Start of THE RECORDS

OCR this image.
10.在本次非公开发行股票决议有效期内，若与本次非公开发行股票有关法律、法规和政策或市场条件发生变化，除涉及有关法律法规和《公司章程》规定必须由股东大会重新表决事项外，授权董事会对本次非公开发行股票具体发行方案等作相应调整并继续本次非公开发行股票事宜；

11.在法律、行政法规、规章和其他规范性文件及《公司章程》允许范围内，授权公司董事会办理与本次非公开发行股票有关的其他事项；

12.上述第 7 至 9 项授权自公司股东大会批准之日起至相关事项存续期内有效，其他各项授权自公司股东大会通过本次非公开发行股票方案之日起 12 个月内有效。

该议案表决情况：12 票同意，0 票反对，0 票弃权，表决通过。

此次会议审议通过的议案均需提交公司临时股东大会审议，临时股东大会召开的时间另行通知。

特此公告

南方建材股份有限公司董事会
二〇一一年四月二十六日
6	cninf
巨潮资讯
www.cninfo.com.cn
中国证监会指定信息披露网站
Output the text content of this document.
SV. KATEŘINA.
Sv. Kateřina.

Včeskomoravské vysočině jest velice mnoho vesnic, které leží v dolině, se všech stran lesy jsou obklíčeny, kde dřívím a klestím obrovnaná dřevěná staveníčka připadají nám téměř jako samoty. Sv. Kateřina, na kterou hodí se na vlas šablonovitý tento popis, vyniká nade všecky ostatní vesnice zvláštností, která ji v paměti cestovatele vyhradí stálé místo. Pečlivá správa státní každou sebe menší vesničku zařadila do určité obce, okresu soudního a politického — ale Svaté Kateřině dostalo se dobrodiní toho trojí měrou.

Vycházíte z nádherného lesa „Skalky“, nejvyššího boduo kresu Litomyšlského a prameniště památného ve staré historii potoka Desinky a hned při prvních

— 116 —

End of THE RECORDS

Select and copy every line of the listing with the word "this".

[FINISHED TASK]:
OCR this image.
Output the text content of this document.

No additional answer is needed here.